(Dataset excerpts)
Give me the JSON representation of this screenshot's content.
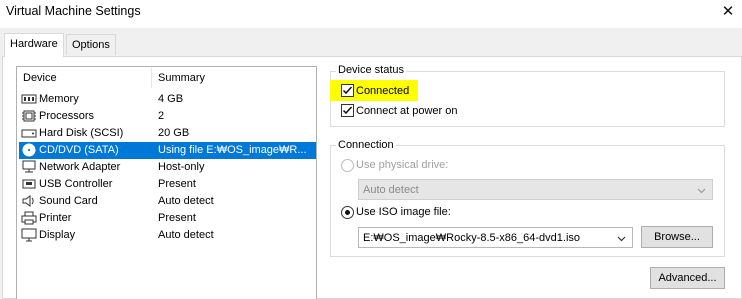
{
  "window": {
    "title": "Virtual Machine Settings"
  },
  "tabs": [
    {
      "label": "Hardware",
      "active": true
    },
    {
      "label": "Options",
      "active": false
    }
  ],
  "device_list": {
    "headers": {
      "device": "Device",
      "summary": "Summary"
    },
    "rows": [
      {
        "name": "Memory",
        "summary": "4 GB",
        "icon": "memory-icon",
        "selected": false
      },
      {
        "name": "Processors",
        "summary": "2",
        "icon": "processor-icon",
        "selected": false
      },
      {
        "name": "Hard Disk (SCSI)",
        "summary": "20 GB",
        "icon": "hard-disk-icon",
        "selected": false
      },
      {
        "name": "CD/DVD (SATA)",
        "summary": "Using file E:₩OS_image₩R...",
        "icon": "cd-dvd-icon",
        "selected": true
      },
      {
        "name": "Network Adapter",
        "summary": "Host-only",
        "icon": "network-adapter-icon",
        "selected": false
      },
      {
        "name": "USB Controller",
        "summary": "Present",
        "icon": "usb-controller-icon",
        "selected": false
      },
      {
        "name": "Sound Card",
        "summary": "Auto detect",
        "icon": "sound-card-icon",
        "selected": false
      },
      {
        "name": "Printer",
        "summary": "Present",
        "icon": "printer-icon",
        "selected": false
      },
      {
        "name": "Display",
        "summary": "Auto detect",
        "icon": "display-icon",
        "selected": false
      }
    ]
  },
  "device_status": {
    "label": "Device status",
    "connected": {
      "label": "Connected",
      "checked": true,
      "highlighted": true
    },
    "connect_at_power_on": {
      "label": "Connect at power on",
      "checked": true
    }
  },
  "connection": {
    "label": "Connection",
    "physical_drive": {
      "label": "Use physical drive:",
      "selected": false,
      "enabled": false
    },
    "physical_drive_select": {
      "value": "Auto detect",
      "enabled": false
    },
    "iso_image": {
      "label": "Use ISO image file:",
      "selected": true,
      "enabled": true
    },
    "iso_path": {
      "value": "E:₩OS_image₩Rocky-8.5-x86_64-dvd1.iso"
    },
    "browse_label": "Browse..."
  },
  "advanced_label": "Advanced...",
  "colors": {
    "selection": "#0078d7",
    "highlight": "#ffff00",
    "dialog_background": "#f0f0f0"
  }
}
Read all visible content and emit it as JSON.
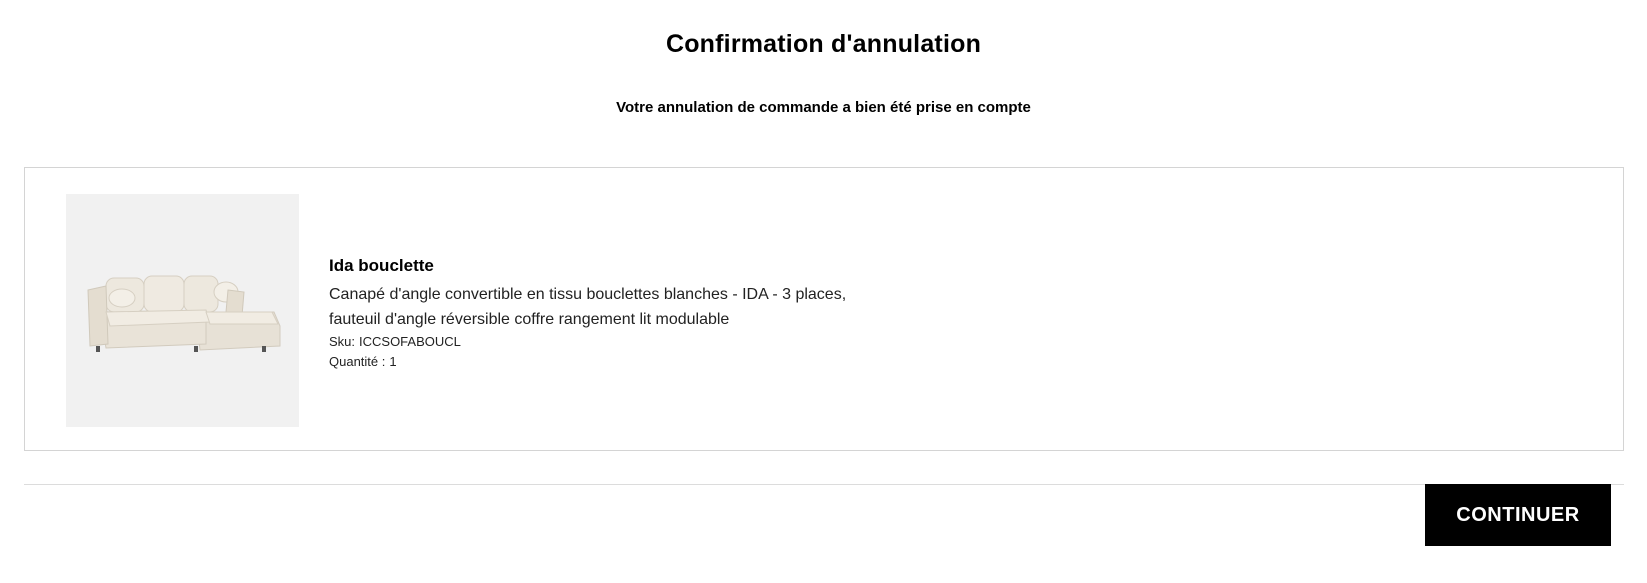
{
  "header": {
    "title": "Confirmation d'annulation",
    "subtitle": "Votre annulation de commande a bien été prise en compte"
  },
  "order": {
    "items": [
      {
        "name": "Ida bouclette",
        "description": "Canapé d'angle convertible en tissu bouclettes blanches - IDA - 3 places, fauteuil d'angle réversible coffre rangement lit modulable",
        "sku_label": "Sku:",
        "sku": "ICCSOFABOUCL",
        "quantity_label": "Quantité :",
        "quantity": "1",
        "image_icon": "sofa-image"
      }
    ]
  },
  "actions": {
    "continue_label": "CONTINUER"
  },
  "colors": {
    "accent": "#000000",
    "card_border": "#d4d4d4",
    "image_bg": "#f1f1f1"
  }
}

* _EXERCISE GOAL_
Repeat the records above exactly, omitting every picture.

* _ANSWER TO THIS PROBLEM_
Give me the JSON representation of this screenshot's content.
{
  "window": {
    "title": "Virtual Machine Settings"
  },
  "tabs": [
    {
      "label": "Hardware",
      "active": true
    },
    {
      "label": "Options",
      "active": false
    }
  ],
  "device_list": {
    "headers": {
      "device": "Device",
      "summary": "Summary"
    },
    "rows": [
      {
        "name": "Memory",
        "summary": "4 GB",
        "icon": "memory-icon",
        "selected": false
      },
      {
        "name": "Processors",
        "summary": "2",
        "icon": "processor-icon",
        "selected": false
      },
      {
        "name": "Hard Disk (SCSI)",
        "summary": "20 GB",
        "icon": "hard-disk-icon",
        "selected": false
      },
      {
        "name": "CD/DVD (SATA)",
        "summary": "Using file E:₩OS_image₩R...",
        "icon": "cd-dvd-icon",
        "selected": true
      },
      {
        "name": "Network Adapter",
        "summary": "Host-only",
        "icon": "network-adapter-icon",
        "selected": false
      },
      {
        "name": "USB Controller",
        "summary": "Present",
        "icon": "usb-controller-icon",
        "selected": false
      },
      {
        "name": "Sound Card",
        "summary": "Auto detect",
        "icon": "sound-card-icon",
        "selected": false
      },
      {
        "name": "Printer",
        "summary": "Present",
        "icon": "printer-icon",
        "selected": false
      },
      {
        "name": "Display",
        "summary": "Auto detect",
        "icon": "display-icon",
        "selected": false
      }
    ]
  },
  "device_status": {
    "label": "Device status",
    "connected": {
      "label": "Connected",
      "checked": true,
      "highlighted": true
    },
    "connect_at_power_on": {
      "label": "Connect at power on",
      "checked": true
    }
  },
  "connection": {
    "label": "Connection",
    "physical_drive": {
      "label": "Use physical drive:",
      "selected": false,
      "enabled": false
    },
    "physical_drive_select": {
      "value": "Auto detect",
      "enabled": false
    },
    "iso_image": {
      "label": "Use ISO image file:",
      "selected": true,
      "enabled": true
    },
    "iso_path": {
      "value": "E:₩OS_image₩Rocky-8.5-x86_64-dvd1.iso"
    },
    "browse_label": "Browse..."
  },
  "advanced_label": "Advanced...",
  "colors": {
    "selection": "#0078d7",
    "highlight": "#ffff00",
    "dialog_background": "#f0f0f0"
  }
}
Read all visible content and emit it as JSON.
{
  "header": {
    "title": "Confirmation d'annulation",
    "subtitle": "Votre annulation de commande a bien été prise en compte"
  },
  "order": {
    "items": [
      {
        "name": "Ida bouclette",
        "description": "Canapé d'angle convertible en tissu bouclettes blanches - IDA - 3 places, fauteuil d'angle réversible coffre rangement lit modulable",
        "sku_label": "Sku:",
        "sku": "ICCSOFABOUCL",
        "quantity_label": "Quantité :",
        "quantity": "1",
        "image_icon": "sofa-image"
      }
    ]
  },
  "actions": {
    "continue_label": "CONTINUER"
  },
  "colors": {
    "accent": "#000000",
    "card_border": "#d4d4d4",
    "image_bg": "#f1f1f1"
  }
}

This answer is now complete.